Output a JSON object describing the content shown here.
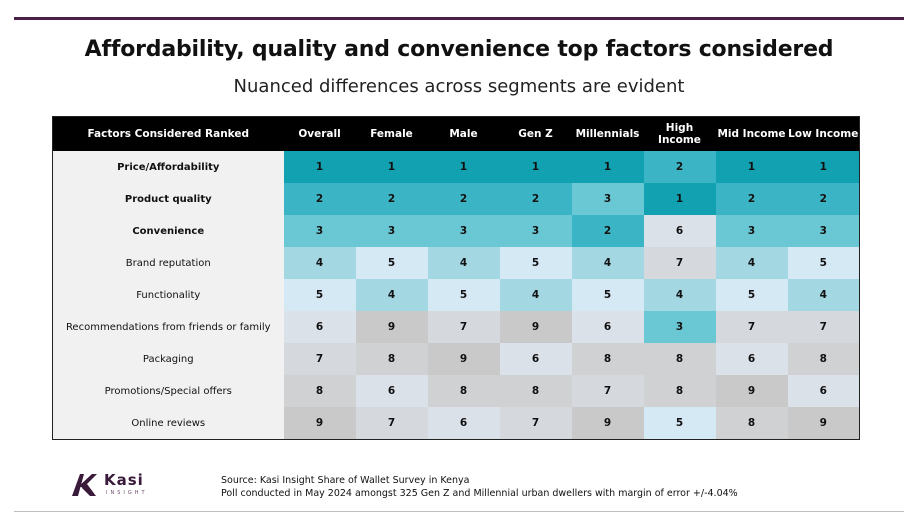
{
  "title": "Affordability, quality and convenience top factors considered",
  "subtitle": "Nuanced differences across segments are evident",
  "table": {
    "headers": [
      "Factors Considered Ranked",
      "Overall",
      "Female",
      "Male",
      "Gen Z",
      "Millennials",
      "High Income",
      "Mid Income",
      "Low Income"
    ],
    "rows": [
      {
        "factor": "Price/Affordability",
        "bold": true,
        "ranks": [
          1,
          1,
          1,
          1,
          1,
          2,
          1,
          1
        ]
      },
      {
        "factor": "Product quality",
        "bold": true,
        "ranks": [
          2,
          2,
          2,
          2,
          3,
          1,
          2,
          2
        ]
      },
      {
        "factor": "Convenience",
        "bold": true,
        "ranks": [
          3,
          3,
          3,
          3,
          2,
          6,
          3,
          3
        ]
      },
      {
        "factor": "Brand reputation",
        "bold": false,
        "ranks": [
          4,
          5,
          4,
          5,
          4,
          7,
          4,
          5
        ]
      },
      {
        "factor": "Functionality",
        "bold": false,
        "ranks": [
          5,
          4,
          5,
          4,
          5,
          4,
          5,
          4
        ]
      },
      {
        "factor": "Recommendations from friends or family",
        "bold": false,
        "ranks": [
          6,
          9,
          7,
          9,
          6,
          3,
          7,
          7
        ]
      },
      {
        "factor": "Packaging",
        "bold": false,
        "ranks": [
          7,
          8,
          9,
          6,
          8,
          8,
          6,
          8
        ]
      },
      {
        "factor": "Promotions/Special offers",
        "bold": false,
        "ranks": [
          8,
          6,
          8,
          8,
          7,
          8,
          9,
          6
        ]
      },
      {
        "factor": "Online reviews",
        "bold": false,
        "ranks": [
          9,
          7,
          6,
          7,
          9,
          5,
          8,
          9
        ]
      }
    ],
    "rank_colors": {
      "1": "#12a1b1",
      "2": "#3bb5c5",
      "3": "#6ac7d4",
      "4": "#a3d8e2",
      "5": "#d5e9f5",
      "6": "#dbe1e8",
      "7": "#d5d9dd",
      "8": "#cfd1d3",
      "9": "#c9c9c9"
    }
  },
  "logo": {
    "name": "Kasi",
    "tagline": "INSIGHT",
    "color": "#3a1a3a"
  },
  "source": {
    "line1": "Source: Kasi Insight Share of Wallet Survey in Kenya",
    "line2": "Poll conducted in May 2024 amongst 325  Gen Z and Millennial urban dwellers with margin of error +/-4.04%"
  }
}
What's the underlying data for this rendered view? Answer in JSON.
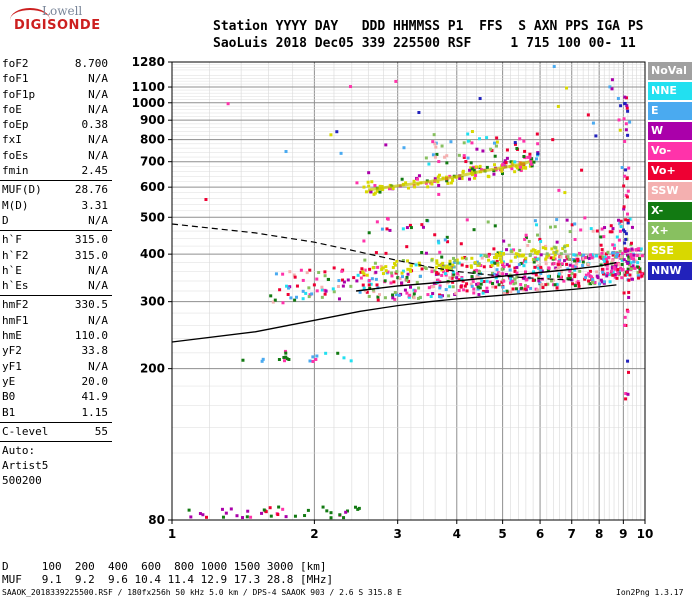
{
  "logo": {
    "top": "Lowell",
    "bottom": "DIGISONDE"
  },
  "header": {
    "line1": "Station YYYY DAY   DDD HHMMSS P1  FFS  S AXN PPS IGA PS",
    "line2": "SaoLuis 2018 Dec05 339 225500 RSF     1 715 100 00- 11"
  },
  "parameters": [
    [
      {
        "name": "foF2",
        "value": "8.700"
      },
      {
        "name": "foF1",
        "value": "N/A"
      },
      {
        "name": "foF1p",
        "value": "N/A"
      },
      {
        "name": "foE",
        "value": "N/A"
      },
      {
        "name": "foEp",
        "value": "0.38"
      },
      {
        "name": "fxI",
        "value": "N/A"
      },
      {
        "name": "foEs",
        "value": "N/A"
      },
      {
        "name": "fmin",
        "value": "2.45"
      }
    ],
    [
      {
        "name": "MUF(D)",
        "value": "28.76"
      },
      {
        "name": "M(D)",
        "value": "3.31"
      },
      {
        "name": "D",
        "value": "N/A"
      }
    ],
    [
      {
        "name": "h`F",
        "value": "315.0"
      },
      {
        "name": "h`F2",
        "value": "315.0"
      },
      {
        "name": "h`E",
        "value": "N/A"
      },
      {
        "name": "h`Es",
        "value": "N/A"
      }
    ],
    [
      {
        "name": "hmF2",
        "value": "330.5"
      },
      {
        "name": "hmF1",
        "value": "N/A"
      },
      {
        "name": "hmE",
        "value": "110.0"
      },
      {
        "name": "yF2",
        "value": "33.8"
      },
      {
        "name": "yF1",
        "value": "N/A"
      },
      {
        "name": "yE",
        "value": "20.0"
      },
      {
        "name": "B0",
        "value": "41.9"
      },
      {
        "name": "B1",
        "value": "1.15"
      }
    ],
    [
      {
        "name": "C-level",
        "value": "55"
      }
    ]
  ],
  "auto": [
    "Auto:",
    "Artist5",
    "500200"
  ],
  "legend": [
    {
      "label": "NoVal",
      "color": "#a0a0a0"
    },
    {
      "label": "NNE",
      "color": "#22e0f0"
    },
    {
      "label": "E",
      "color": "#4aaaf0"
    },
    {
      "label": "W",
      "color": "#aa00aa"
    },
    {
      "label": "Vo-",
      "color": "#ff33aa"
    },
    {
      "label": "Vo+",
      "color": "#ee0033"
    },
    {
      "label": "SSW",
      "color": "#f4b0b0"
    },
    {
      "label": "X-",
      "color": "#127a12"
    },
    {
      "label": "X+",
      "color": "#88c060"
    },
    {
      "label": "SSE",
      "color": "#d8d800"
    },
    {
      "label": "NNW",
      "color": "#2222bb"
    }
  ],
  "bottom": {
    "d_line": "D     100  200  400  600  800 1000 1500 3000 [km]",
    "muf_line": "MUF   9.1  9.2  9.6 10.4 11.4 12.9 17.3 28.8 [MHz]"
  },
  "footer": {
    "text": "SAAOK_2018339225500.RSF / 180fx256h 50 kHz 5.0 km / DPS-4 SAAOK 903 / 2.6 S 315.8 E",
    "version": "Ion2Png 1.3.17"
  },
  "chart_data": {
    "type": "scatter",
    "title": "",
    "xlabel": "",
    "ylabel": "",
    "xlim": [
      1,
      10
    ],
    "ylim": [
      80,
      1280
    ],
    "yscale": "log",
    "x_ticks": [
      "1",
      "2",
      "3",
      "4",
      "5",
      "6",
      "7",
      "8",
      "9",
      "10"
    ],
    "y_ticks": [
      80,
      200,
      300,
      400,
      500,
      600,
      700,
      800,
      900,
      1000,
      1100,
      1280
    ],
    "grid": true,
    "legend_position": "right",
    "profile_solid": [
      [
        1.0,
        235
      ],
      [
        1.5,
        250
      ],
      [
        2.0,
        268
      ],
      [
        2.5,
        283
      ],
      [
        3.0,
        293
      ],
      [
        3.5,
        300
      ],
      [
        4.0,
        305
      ],
      [
        5.0,
        312
      ],
      [
        6.0,
        318
      ],
      [
        7.0,
        323
      ],
      [
        8.0,
        328
      ],
      [
        8.7,
        332
      ]
    ],
    "profile_dashed": [
      [
        1.0,
        480
      ],
      [
        1.5,
        455
      ],
      [
        2.0,
        430
      ],
      [
        2.5,
        405
      ],
      [
        3.0,
        385
      ],
      [
        3.5,
        370
      ],
      [
        4.0,
        360
      ],
      [
        5.0,
        350
      ],
      [
        6.0,
        345
      ],
      [
        7.0,
        342
      ]
    ],
    "trace_o_f2": [
      [
        2.45,
        320
      ],
      [
        3.0,
        330
      ],
      [
        4.0,
        340
      ],
      [
        5.0,
        350
      ],
      [
        6.0,
        358
      ],
      [
        7.0,
        365
      ],
      [
        8.0,
        372
      ],
      [
        8.7,
        380
      ]
    ],
    "trace_second_hop": [
      [
        2.6,
        590
      ],
      [
        3.0,
        605
      ],
      [
        3.5,
        620
      ],
      [
        4.0,
        640
      ],
      [
        4.5,
        660
      ],
      [
        5.0,
        675
      ],
      [
        5.5,
        690
      ],
      [
        5.7,
        700
      ]
    ]
  }
}
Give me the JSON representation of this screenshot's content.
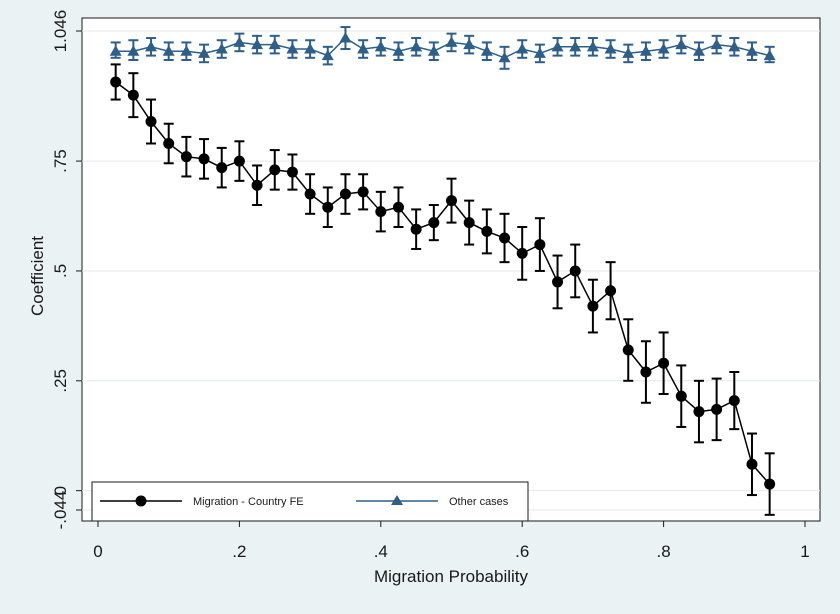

* Aim of the task
Return every line holding the word "Affordability" from the records.

* Problem solution
  "title": "Affordability, quality and convenience top factors considered",
        "factor": "Price/Affordability",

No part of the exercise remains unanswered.